--- START Dataset rows ---

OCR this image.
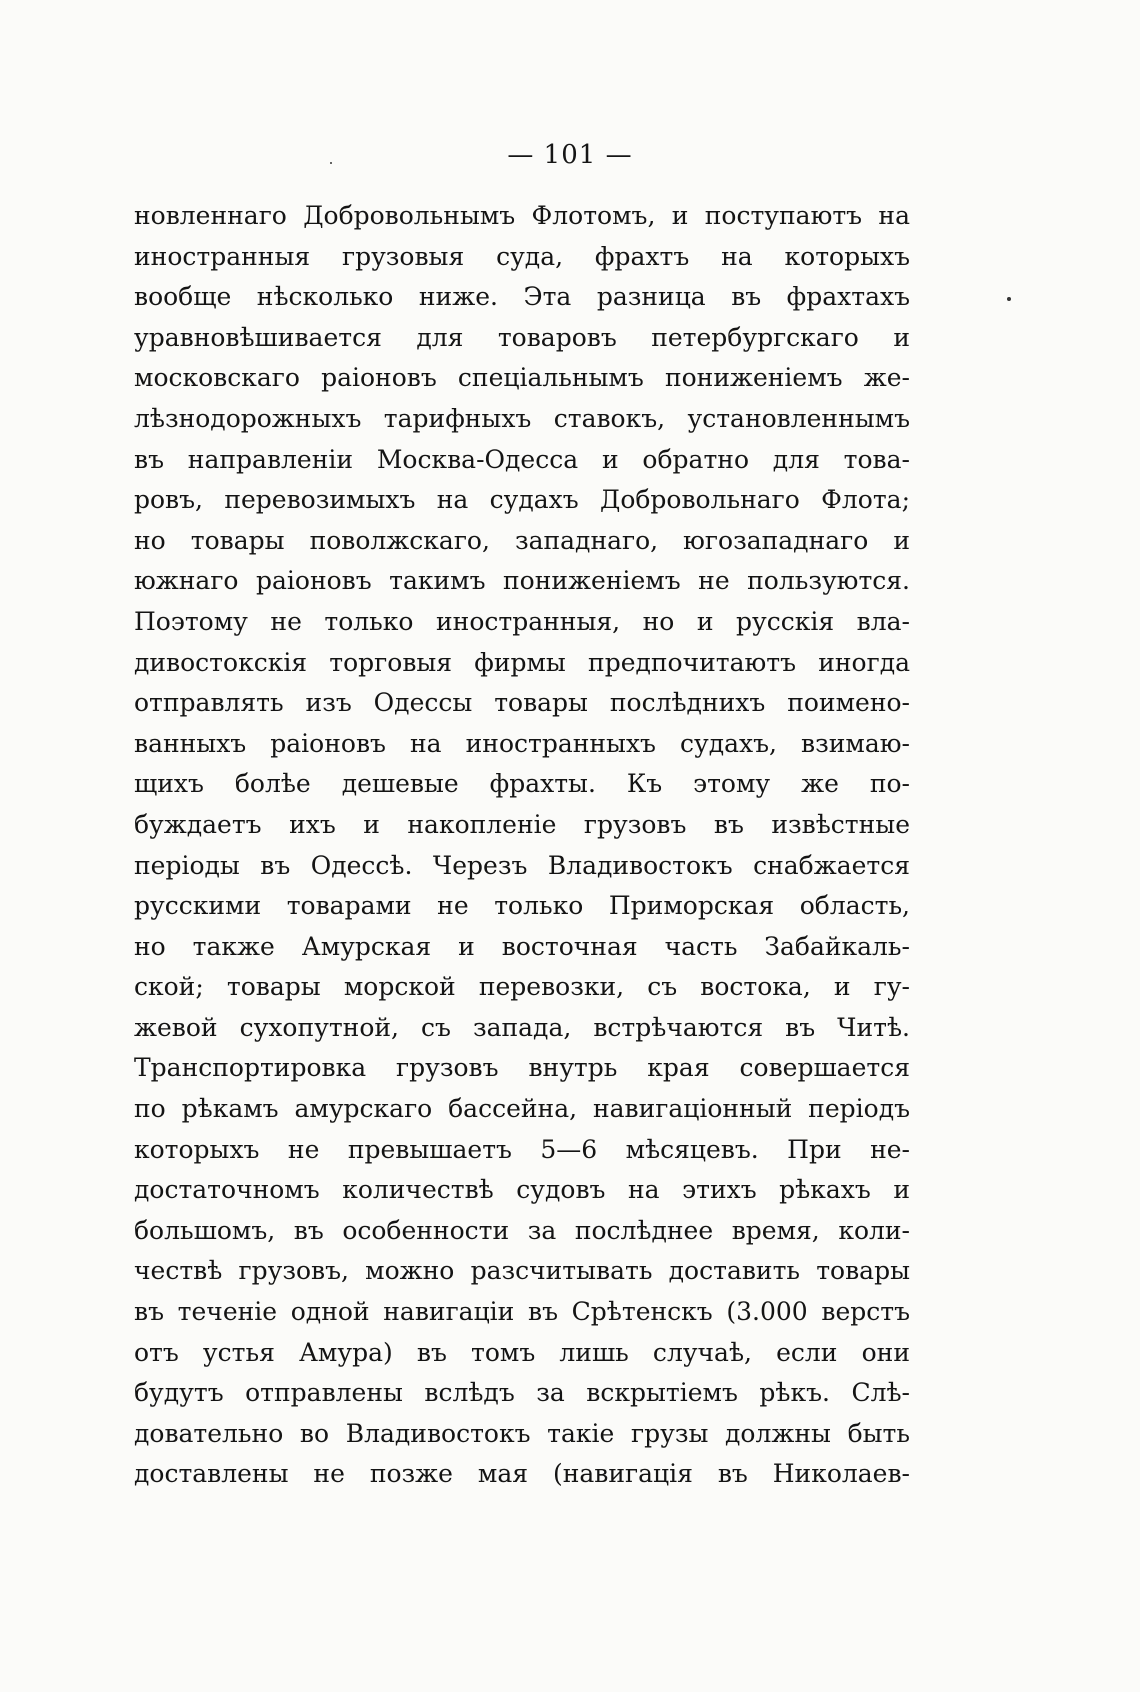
— 101 —
новленнаго Добровольнымъ Флотомъ, и поступаютъ на
иностранныя грузовыя суда, фрахтъ на которыхъ
вообще нѣсколько ниже. Эта разница въ фрахтахъ
уравновѣшивается для товаровъ петербургскаго и
московскаго раіоновъ спеціальнымъ пониженіемъ же-
лѣзнодорожныхъ тарифныхъ ставокъ, установленнымъ
въ направленіи Москва-Одесса и обратно для това-
ровъ, перевозимыхъ на судахъ Добровольнаго Флота;
но товары поволжскаго, западнаго, югозападнаго и
южнаго раіоновъ такимъ пониженіемъ не пользуются.
Поэтому не только иностранныя, но и русскія вла-
дивостокскія торговыя фирмы предпочитаютъ иногда
отправлять изъ Одессы товары послѣднихъ поимено-
ванныхъ раіоновъ на иностранныхъ судахъ, взимаю-
щихъ болѣе дешевые фрахты. Къ этому же по-
буждаетъ ихъ и накопленіе грузовъ въ извѣстные
періоды въ Одессѣ. Черезъ Владивостокъ снабжается
русскими товарами не только Приморская область,
но также Амурская и восточная часть Забайкаль-
ской; товары морской перевозки, съ востока, и гу-
жевой сухопутной, съ запада, встрѣчаются въ Читѣ.
Транспортировка грузовъ внутрь края совершается
по рѣкамъ амурскаго бассейна, навигаціонный періодъ
которыхъ не превышаетъ 5—6 мѣсяцевъ. При не-
достаточномъ количествѣ судовъ на этихъ рѣкахъ и
большомъ, въ особенности за послѣднее время, коли-
чествѣ грузовъ, можно разсчитывать доставить товары
въ теченіе одной навигаціи въ Срѣтенскъ (3.000 верстъ
отъ устья Амура) въ томъ лишь случаѣ, если они
будутъ отправлены вслѣдъ за вскрытіемъ рѣкъ. Слѣ-
довательно во Владивостокъ такіе грузы должны быть
доставлены не позже мая (навигація въ Николаев-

--- END Dataset rows ---

# What you will do:
Set down every entry word for word, but omit the pictures.

# Solution for this problem:
OCR this image.
— 101 —
новленнаго Добровольнымъ Флотомъ, и поступаютъ на
иностранныя грузовыя суда, фрахтъ на которыхъ
вообще нѣсколько ниже. Эта разница въ фрахтахъ
уравновѣшивается для товаровъ петербургскаго и
московскаго раіоновъ спеціальнымъ пониженіемъ же-
лѣзнодорожныхъ тарифныхъ ставокъ, установленнымъ
въ направленіи Москва-Одесса и обратно для това-
ровъ, перевозимыхъ на судахъ Добровольнаго Флота;
но товары поволжскаго, западнаго, югозападнаго и
южнаго раіоновъ такимъ пониженіемъ не пользуются.
Поэтому не только иностранныя, но и русскія вла-
дивостокскія торговыя фирмы предпочитаютъ иногда
отправлять изъ Одессы товары послѣднихъ поимено-
ванныхъ раіоновъ на иностранныхъ судахъ, взимаю-
щихъ болѣе дешевые фрахты. Къ этому же по-
буждаетъ ихъ и накопленіе грузовъ въ извѣстные
періоды въ Одессѣ. Черезъ Владивостокъ снабжается
русскими товарами не только Приморская область,
но также Амурская и восточная часть Забайкаль-
ской; товары морской перевозки, съ востока, и гу-
жевой сухопутной, съ запада, встрѣчаются въ Читѣ.
Транспортировка грузовъ внутрь края совершается
по рѣкамъ амурскаго бассейна, навигаціонный періодъ
которыхъ не превышаетъ 5—6 мѣсяцевъ. При не-
достаточномъ количествѣ судовъ на этихъ рѣкахъ и
большомъ, въ особенности за послѣднее время, коли-
чествѣ грузовъ, можно разсчитывать доставить товары
въ теченіе одной навигаціи въ Срѣтенскъ (3.000 верстъ
отъ устья Амура) въ томъ лишь случаѣ, если они
будутъ отправлены вслѣдъ за вскрытіемъ рѣкъ. Слѣ-
довательно во Владивостокъ такіе грузы должны быть
доставлены не позже мая (навигація въ Николаев-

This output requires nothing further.